• WRITTEN REQUEST
Give the data a second time, exactly and in full.

• DATA SHOWN
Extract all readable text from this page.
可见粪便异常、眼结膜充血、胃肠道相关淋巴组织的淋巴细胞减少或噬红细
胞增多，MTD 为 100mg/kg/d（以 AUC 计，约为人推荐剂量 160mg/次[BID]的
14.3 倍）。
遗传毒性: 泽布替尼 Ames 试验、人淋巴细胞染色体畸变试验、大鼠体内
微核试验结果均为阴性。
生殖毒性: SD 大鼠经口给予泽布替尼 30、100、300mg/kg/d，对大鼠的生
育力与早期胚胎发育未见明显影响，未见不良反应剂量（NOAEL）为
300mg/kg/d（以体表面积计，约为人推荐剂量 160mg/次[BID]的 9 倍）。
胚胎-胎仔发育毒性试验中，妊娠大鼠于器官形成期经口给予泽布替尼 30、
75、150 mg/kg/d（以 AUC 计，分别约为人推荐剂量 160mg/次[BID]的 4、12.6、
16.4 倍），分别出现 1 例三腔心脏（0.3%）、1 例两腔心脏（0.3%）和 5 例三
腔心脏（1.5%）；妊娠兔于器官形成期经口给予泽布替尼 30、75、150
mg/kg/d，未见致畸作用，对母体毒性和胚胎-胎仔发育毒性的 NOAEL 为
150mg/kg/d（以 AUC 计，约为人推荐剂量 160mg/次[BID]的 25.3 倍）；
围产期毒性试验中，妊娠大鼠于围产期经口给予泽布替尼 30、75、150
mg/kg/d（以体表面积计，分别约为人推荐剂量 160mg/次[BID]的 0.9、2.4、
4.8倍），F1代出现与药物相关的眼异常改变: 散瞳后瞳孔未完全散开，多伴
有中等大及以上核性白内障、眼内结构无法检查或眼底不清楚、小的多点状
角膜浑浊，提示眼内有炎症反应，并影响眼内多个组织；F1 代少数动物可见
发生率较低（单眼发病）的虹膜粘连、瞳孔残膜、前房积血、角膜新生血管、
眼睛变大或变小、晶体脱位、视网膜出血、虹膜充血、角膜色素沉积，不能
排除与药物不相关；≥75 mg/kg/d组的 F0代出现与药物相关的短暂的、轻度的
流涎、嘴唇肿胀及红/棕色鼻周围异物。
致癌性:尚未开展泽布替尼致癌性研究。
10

• FINAL RESULT
Extract all readable text from this page.
可见粪便异常、眼结膜充血、胃肠道相关淋巴组织的淋巴细胞减少或噬红细
胞增多，MTD 为 100mg/kg/d（以 AUC 计，约为人推荐剂量 160mg/次[BID]的
14.3 倍）。
遗传毒性: 泽布替尼 Ames 试验、人淋巴细胞染色体畸变试验、大鼠体内
微核试验结果均为阴性。
生殖毒性: SD 大鼠经口给予泽布替尼 30、100、300mg/kg/d，对大鼠的生
育力与早期胚胎发育未见明显影响，未见不良反应剂量（NOAEL）为
300mg/kg/d（以体表面积计，约为人推荐剂量 160mg/次[BID]的 9 倍）。
胚胎-胎仔发育毒性试验中，妊娠大鼠于器官形成期经口给予泽布替尼 30、
75、150 mg/kg/d（以 AUC 计，分别约为人推荐剂量 160mg/次[BID]的 4、12.6、
16.4 倍），分别出现 1 例三腔心脏（0.3%）、1 例两腔心脏（0.3%）和 5 例三
腔心脏（1.5%）；妊娠兔于器官形成期经口给予泽布替尼 30、75、150
mg/kg/d，未见致畸作用，对母体毒性和胚胎-胎仔发育毒性的 NOAEL 为
150mg/kg/d（以 AUC 计，约为人推荐剂量 160mg/次[BID]的 25.3 倍）；
围产期毒性试验中，妊娠大鼠于围产期经口给予泽布替尼 30、75、150
mg/kg/d（以体表面积计，分别约为人推荐剂量 160mg/次[BID]的 0.9、2.4、
4.8倍），F1代出现与药物相关的眼异常改变: 散瞳后瞳孔未完全散开，多伴
有中等大及以上核性白内障、眼内结构无法检查或眼底不清楚、小的多点状
角膜浑浊，提示眼内有炎症反应，并影响眼内多个组织；F1 代少数动物可见
发生率较低（单眼发病）的虹膜粘连、瞳孔残膜、前房积血、角膜新生血管、
眼睛变大或变小、晶体脱位、视网膜出血、虹膜充血、角膜色素沉积，不能
排除与药物不相关；≥75 mg/kg/d组的 F0代出现与药物相关的短暂的、轻度的
流涎、嘴唇肿胀及红/棕色鼻周围异物。
致癌性:尚未开展泽布替尼致癌性研究。
10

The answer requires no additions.